List each line holding the string "julbordet".
--- begin Data lines ---
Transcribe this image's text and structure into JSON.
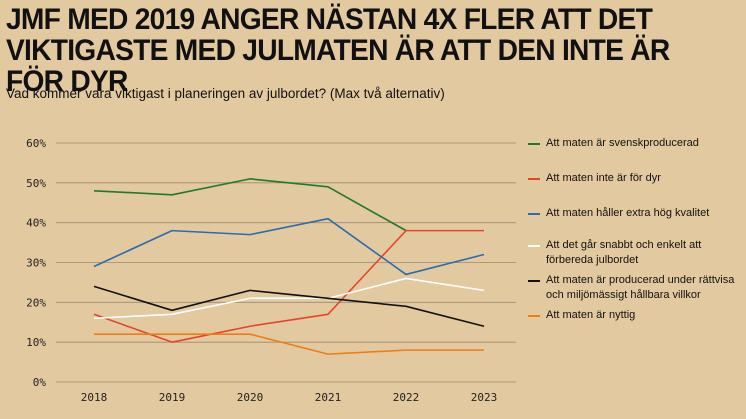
{
  "title": "JMF MED 2019 ANGER NÄSTAN 4X FLER ATT DET VIKTIGASTE MED JULMATEN ÄR ATT DEN INTE ÄR FÖR DYR",
  "subtitle": "Vad kommer vara viktigast i planeringen av julbordet? (Max två alternativ)",
  "background": "#e3c9a0",
  "chart_data": {
    "type": "line",
    "categories": [
      "2018",
      "2019",
      "2020",
      "2021",
      "2022",
      "2023"
    ],
    "ylim": [
      0,
      60
    ],
    "yticks": [
      0,
      10,
      20,
      30,
      40,
      50,
      60
    ],
    "ytick_labels": [
      "0%",
      "10%",
      "20%",
      "30%",
      "40%",
      "50%",
      "60%"
    ],
    "grid": true,
    "legend_position": "right",
    "series": [
      {
        "name": "Att maten är svenskproducerad",
        "color": "#1f7a2c",
        "values": [
          48,
          47,
          51,
          49,
          38,
          null
        ]
      },
      {
        "name": "Att maten inte är för dyr",
        "color": "#e8442a",
        "values": [
          17,
          10,
          14,
          17,
          38,
          38
        ]
      },
      {
        "name": "Att maten håller extra hög kvalitet",
        "color": "#2a6cb0",
        "values": [
          29,
          38,
          37,
          41,
          27,
          32
        ]
      },
      {
        "name": "Att det går snabbt och enkelt att förbereda julbordet",
        "color": "#ffffff",
        "values": [
          16,
          17,
          21,
          21,
          26,
          23
        ]
      },
      {
        "name": "Att maten är producerad under rättvisa och miljömässigt hållbara villkor",
        "color": "#111111",
        "values": [
          24,
          18,
          23,
          21,
          19,
          14
        ]
      },
      {
        "name": "Att maten är nyttig",
        "color": "#f07d12",
        "values": [
          12,
          12,
          12,
          7,
          8,
          8
        ]
      }
    ]
  }
}
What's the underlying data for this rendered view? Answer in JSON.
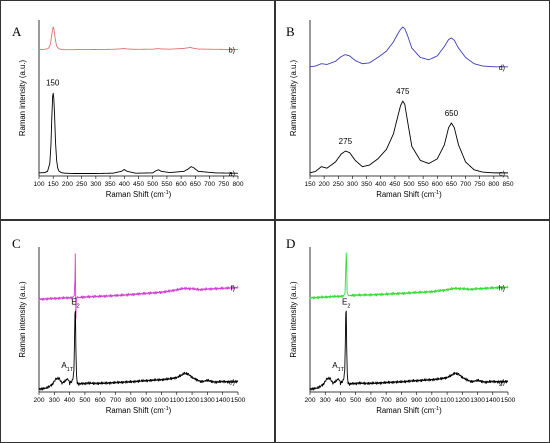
--- end Data lines ---
■ Answer in full:
  "subtitle": "Vad kommer vara viktigast i planeringen av julbordet? (Max två alternativ)",
        "name": "Att det går snabbt och enkelt att förbereda julbordet",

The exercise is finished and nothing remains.